(Data entries)
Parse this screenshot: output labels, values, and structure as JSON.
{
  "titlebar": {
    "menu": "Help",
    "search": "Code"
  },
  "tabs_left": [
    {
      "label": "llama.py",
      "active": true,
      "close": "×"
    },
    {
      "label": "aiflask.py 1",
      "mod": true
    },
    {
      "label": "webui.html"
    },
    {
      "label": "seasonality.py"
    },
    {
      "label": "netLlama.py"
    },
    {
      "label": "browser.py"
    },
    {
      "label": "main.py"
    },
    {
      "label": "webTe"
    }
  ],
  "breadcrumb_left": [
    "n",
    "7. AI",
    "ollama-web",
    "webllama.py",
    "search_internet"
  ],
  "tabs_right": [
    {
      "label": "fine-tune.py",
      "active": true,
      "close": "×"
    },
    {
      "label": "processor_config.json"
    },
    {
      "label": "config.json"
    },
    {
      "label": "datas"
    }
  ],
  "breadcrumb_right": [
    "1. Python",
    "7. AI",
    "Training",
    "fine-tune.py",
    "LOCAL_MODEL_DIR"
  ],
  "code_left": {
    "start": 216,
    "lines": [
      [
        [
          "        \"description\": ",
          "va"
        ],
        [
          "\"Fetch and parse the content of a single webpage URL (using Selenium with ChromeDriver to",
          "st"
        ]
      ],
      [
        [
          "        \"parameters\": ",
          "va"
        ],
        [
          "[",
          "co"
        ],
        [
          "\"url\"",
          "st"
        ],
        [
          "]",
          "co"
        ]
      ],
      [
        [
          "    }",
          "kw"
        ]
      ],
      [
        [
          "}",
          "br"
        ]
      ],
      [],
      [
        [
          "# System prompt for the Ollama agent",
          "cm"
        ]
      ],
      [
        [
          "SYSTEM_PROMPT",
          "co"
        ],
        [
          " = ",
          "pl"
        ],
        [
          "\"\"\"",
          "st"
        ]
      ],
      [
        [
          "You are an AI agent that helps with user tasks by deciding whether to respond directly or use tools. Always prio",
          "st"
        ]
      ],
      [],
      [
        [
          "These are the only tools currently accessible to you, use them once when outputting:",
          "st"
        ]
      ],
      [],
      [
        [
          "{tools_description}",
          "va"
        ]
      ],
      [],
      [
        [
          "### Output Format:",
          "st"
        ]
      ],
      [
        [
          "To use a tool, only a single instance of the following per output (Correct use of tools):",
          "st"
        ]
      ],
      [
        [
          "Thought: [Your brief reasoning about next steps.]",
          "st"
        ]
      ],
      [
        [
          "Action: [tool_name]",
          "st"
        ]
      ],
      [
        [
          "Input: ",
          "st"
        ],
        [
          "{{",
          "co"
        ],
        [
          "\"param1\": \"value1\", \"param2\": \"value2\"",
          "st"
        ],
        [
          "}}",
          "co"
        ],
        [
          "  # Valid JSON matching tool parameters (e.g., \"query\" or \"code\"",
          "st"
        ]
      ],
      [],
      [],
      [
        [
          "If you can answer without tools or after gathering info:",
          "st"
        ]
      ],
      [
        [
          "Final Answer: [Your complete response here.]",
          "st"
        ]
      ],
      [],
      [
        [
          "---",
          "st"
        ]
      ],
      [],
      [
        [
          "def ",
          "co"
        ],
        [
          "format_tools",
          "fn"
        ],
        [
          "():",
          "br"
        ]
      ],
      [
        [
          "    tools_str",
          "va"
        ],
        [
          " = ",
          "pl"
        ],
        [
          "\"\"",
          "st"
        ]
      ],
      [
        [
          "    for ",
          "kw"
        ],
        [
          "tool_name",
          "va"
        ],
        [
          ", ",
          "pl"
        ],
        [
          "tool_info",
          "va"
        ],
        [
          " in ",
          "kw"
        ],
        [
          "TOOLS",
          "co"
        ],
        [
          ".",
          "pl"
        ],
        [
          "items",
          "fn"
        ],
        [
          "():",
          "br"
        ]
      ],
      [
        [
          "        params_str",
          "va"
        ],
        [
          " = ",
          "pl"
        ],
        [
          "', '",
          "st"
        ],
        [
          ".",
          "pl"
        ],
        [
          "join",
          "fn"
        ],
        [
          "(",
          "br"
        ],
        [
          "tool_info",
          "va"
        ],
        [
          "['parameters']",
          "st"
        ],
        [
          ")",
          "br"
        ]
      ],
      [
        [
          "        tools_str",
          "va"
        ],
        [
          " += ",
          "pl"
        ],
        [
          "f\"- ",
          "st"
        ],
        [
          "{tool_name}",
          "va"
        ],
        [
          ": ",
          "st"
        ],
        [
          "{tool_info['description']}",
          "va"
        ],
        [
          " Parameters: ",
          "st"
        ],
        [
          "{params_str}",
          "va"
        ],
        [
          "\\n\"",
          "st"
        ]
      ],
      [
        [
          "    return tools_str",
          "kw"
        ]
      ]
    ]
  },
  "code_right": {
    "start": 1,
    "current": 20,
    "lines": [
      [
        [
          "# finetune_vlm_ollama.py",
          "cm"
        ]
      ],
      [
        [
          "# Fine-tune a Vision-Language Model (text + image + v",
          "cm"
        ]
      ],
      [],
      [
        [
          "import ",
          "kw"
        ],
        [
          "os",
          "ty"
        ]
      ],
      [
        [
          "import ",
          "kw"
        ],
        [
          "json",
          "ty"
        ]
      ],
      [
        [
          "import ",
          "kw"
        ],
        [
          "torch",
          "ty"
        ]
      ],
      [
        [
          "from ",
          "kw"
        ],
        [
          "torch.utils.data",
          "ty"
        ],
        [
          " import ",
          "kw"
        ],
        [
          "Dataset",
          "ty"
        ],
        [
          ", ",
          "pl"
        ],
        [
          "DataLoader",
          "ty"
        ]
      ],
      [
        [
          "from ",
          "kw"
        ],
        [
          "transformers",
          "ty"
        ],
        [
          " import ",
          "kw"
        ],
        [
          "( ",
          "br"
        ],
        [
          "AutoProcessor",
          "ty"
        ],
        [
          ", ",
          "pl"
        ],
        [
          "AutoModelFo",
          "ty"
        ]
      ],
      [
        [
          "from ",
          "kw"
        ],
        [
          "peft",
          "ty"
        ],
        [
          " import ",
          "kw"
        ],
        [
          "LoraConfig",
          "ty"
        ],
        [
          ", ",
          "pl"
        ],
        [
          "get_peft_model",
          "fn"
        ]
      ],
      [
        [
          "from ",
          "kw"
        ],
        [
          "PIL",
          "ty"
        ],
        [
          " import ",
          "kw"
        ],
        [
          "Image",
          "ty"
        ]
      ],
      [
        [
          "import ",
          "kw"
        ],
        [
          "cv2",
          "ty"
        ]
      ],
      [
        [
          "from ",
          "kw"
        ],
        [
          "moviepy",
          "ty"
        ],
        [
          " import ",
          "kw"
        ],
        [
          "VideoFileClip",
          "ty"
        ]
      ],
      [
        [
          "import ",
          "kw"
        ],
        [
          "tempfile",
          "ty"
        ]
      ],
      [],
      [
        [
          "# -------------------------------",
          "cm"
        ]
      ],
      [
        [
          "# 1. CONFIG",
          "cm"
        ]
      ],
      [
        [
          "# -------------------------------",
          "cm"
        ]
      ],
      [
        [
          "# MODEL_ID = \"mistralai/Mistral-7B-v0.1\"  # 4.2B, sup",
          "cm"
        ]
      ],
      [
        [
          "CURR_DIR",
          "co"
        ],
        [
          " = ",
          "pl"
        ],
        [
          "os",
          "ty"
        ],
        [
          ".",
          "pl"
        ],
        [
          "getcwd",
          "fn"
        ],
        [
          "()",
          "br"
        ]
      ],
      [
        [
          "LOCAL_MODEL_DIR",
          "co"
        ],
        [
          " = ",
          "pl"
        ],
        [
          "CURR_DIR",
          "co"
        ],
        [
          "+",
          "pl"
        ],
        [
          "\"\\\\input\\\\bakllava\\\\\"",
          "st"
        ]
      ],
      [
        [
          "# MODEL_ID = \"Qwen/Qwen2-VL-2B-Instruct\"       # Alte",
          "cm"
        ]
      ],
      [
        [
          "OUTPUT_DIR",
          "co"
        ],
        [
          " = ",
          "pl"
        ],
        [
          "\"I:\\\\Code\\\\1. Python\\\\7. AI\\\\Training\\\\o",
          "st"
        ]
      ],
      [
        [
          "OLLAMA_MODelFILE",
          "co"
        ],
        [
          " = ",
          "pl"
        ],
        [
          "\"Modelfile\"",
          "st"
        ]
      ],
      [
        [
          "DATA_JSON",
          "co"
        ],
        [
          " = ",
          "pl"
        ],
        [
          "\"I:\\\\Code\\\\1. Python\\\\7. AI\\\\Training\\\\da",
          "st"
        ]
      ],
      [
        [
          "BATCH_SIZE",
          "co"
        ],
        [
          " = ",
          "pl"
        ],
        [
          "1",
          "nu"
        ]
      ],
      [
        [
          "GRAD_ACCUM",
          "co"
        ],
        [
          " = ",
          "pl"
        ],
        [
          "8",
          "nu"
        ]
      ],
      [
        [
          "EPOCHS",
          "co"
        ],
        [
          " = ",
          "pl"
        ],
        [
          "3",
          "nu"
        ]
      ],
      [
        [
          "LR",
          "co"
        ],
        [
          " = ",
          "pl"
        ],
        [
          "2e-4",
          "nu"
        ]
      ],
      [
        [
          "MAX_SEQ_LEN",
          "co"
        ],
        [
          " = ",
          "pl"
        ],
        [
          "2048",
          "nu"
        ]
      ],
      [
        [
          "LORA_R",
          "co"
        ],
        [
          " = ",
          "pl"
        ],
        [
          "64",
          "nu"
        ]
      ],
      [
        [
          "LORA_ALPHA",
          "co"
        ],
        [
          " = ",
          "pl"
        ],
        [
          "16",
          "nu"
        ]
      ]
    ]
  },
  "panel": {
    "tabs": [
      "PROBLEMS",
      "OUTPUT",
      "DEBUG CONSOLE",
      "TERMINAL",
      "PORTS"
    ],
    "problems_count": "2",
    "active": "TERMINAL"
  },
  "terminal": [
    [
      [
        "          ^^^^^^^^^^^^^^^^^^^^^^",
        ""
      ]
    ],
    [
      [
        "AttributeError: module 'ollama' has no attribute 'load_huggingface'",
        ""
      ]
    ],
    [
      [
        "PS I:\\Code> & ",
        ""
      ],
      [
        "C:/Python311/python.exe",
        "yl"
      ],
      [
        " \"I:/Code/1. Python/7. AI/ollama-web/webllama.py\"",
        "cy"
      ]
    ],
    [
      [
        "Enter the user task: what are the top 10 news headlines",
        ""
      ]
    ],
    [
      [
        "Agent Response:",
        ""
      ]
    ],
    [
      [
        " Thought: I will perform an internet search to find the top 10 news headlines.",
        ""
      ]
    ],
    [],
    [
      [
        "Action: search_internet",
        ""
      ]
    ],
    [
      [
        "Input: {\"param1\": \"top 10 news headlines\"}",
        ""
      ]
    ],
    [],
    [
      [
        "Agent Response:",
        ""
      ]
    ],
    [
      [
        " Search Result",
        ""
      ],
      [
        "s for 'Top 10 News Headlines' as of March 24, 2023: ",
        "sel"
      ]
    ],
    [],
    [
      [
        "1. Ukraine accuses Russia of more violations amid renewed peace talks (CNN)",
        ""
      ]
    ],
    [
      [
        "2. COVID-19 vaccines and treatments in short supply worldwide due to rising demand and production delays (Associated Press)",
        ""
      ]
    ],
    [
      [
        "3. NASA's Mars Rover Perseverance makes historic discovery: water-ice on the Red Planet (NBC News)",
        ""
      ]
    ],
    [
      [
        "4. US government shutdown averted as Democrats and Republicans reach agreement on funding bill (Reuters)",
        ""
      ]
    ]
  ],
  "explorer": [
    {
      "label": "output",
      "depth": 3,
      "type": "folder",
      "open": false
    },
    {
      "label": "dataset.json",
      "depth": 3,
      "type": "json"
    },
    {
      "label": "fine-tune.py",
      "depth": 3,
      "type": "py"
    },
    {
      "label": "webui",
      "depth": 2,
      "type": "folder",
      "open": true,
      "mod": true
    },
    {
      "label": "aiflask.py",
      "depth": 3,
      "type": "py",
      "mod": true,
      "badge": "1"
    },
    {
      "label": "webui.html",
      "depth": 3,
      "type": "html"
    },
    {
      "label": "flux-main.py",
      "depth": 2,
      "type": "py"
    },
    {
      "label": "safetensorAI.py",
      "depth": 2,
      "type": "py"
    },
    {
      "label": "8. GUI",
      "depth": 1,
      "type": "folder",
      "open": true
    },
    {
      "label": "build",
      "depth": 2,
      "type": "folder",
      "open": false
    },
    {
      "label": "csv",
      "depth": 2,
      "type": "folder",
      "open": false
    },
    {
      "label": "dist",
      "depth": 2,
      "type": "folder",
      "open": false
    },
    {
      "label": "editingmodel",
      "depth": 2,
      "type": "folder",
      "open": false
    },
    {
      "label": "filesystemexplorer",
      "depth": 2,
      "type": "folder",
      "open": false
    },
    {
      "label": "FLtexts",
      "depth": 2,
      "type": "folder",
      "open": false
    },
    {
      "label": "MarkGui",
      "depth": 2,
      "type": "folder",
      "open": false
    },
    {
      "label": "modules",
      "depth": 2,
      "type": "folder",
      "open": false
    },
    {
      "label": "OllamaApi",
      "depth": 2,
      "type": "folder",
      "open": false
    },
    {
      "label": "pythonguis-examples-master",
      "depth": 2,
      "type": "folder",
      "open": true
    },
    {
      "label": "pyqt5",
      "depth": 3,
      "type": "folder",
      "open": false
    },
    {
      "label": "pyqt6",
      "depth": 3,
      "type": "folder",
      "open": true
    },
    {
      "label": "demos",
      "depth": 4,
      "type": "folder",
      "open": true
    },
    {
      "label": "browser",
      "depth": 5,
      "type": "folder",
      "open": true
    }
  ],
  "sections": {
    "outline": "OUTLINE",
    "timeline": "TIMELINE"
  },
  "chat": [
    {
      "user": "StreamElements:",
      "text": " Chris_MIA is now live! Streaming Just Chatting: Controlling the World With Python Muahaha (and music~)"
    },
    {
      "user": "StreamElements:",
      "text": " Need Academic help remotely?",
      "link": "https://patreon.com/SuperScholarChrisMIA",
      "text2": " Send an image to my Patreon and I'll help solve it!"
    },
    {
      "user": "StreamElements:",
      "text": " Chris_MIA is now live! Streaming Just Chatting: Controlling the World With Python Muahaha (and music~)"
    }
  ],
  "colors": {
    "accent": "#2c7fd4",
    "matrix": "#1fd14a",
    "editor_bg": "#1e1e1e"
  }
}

▶ Instructions to follow
Check each line above for the string "webllama" and show the ones that have it.

▶ Answer to this exercise
    "webllama.py",
        " \"I:/Code/1. Python/7. AI/ollama-web/webllama.py\"",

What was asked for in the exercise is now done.